**MATERIALS PROVIDED**
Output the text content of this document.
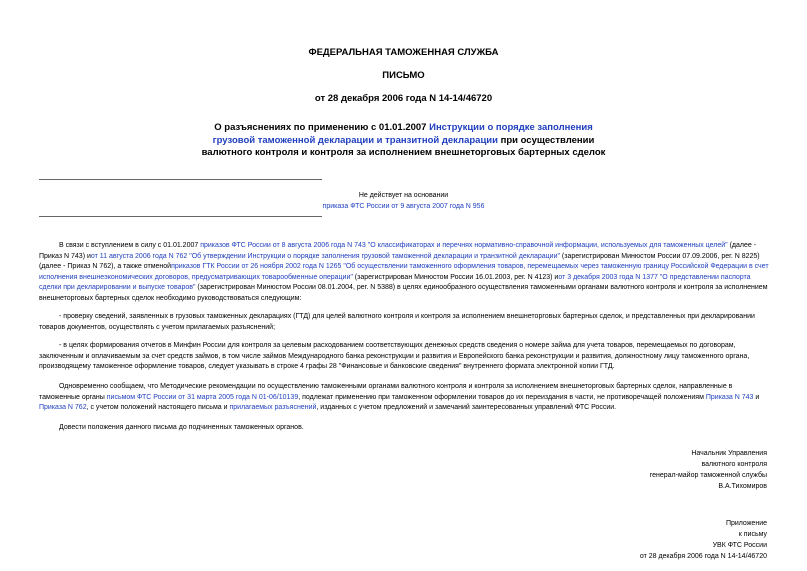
ФЕДЕРАЛЬНАЯ ТАМОЖЕННАЯ СЛУЖБА
ПИСЬМО
от 28 декабря 2006 года N 14-14/46720
О разъяснениях по применению с 01.01.2007 Инструкции о порядке заполнения грузовой таможенной декларации и транзитной декларации при осуществлении валютного контроля и контроля за исполнением внешнеторговых бартерных сделок
Не действует на основании
приказа ФТС России от 9 августа 2007 года N 956

В связи с вступлением в силу с 01.01.2007 приказов ФТС России от 8 августа 2006 года N 743 "О классификаторах и перечнях нормативно-справочной информации, используемых для таможенных целей" (далее - Приказ N 743) иот 11 августа 2006 года N 762 "Об утверждении Инструкции о порядке заполнения грузовой таможенной декларации и транзитной декларации" (зарегистрирован Минюстом России 07.09.2006, рег. N 8225) (далее - Приказ N 762), а также отменойприказов ГТК России от 26 ноября 2002 года N 1265 "Об осуществлении таможенного оформления товаров, перемещаемых через таможенную границу Российской Федерации в счет исполнения внешнеэкономических договоров, предусматривающих товарообменные операции" (зарегистрирован Минюстом России 16.01.2003, рег. N 4123) иот 3 декабря 2003 года N 1377 "О представлении паспорта сделки при декларировании и выпуске товаров" (зарегистрирован Минюстом России 08.01.2004, рег. N 5388) в целях единообразного осуществления таможенными органами валютного контроля и контроля за исполнением внешнеторговых бартерных сделок необходимо руководствоваться следующим:

- проверку сведений, заявленных в грузовых таможенных декларациях (ГТД) для целей валютного контроля и контроля за исполнением внешнеторговых бартерных сделок, и представленных при декларировании товаров документов, осуществлять с учетом прилагаемых разъяснений;

- в целях формирования отчетов в Минфин России для контроля за целевым расходованием соответствующих денежных средств сведения о номере займа для учета товаров, перемещаемых по договорам, заключенным и оплачиваемым за счет средств займов, в том числе займов Международного банка реконструкции и развития и Европейского банка реконструкции и развития, должностному лицу таможенного органа, производящему таможенное оформление товаров, следует указывать в строке 4 графы 28 "Финансовые и банковские сведения" внутреннего формата электронной копии ГТД.

Одновременно сообщаем, что Методические рекомендации по осуществлению таможенными органами валютного контроля и контроля за исполнением внешнеторговых бартерных сделок, направленные в таможенные органы письмом ФТС России от 31 марта 2005 года N 01-06/10139, подлежат применению при таможенном оформлении товаров до их переиздания в части, не противоречащей положениям Приказа N 743 и Приказа N 762, с учетом положений настоящего письма и прилагаемых разъяснений, изданных с учетом предложений и замечаний заинтересованных управлений ФТС России.

Довести положения данного письма до подчиненных таможенных органов.

Начальник Управления
валютного контроля
генерал-майор таможенной службы
В.А.Тихомиров
Приложение
к письму
УВК ФТС России
от 28 декабря 2006 года N 14-14/46720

**TASK DETAILS**
Check every line for "письма" and show the ones that have it.

**SOLUTION FOR THIS EXERCISE**
Одновременно сообщаем, что Методические рекомендации по осуществлению таможенными органами валютного контроля и контроля за исполнением внешнеторговых бартерных сделок, направленные в таможенные органы письмом ФТС России от 31 марта 2005 года N 01-06/10139, подлежат применению при таможенном оформлении товаров до их переиздания в части, не противоречащей положениям Приказа N 743 и Приказа N 762, с учетом положений настоящего письма и прилагаемых разъяснений, изданных с учетом предложений и замечаний заинтересованных управлений ФТС России.
Довести положения данного письма до подчиненных таможенных органов.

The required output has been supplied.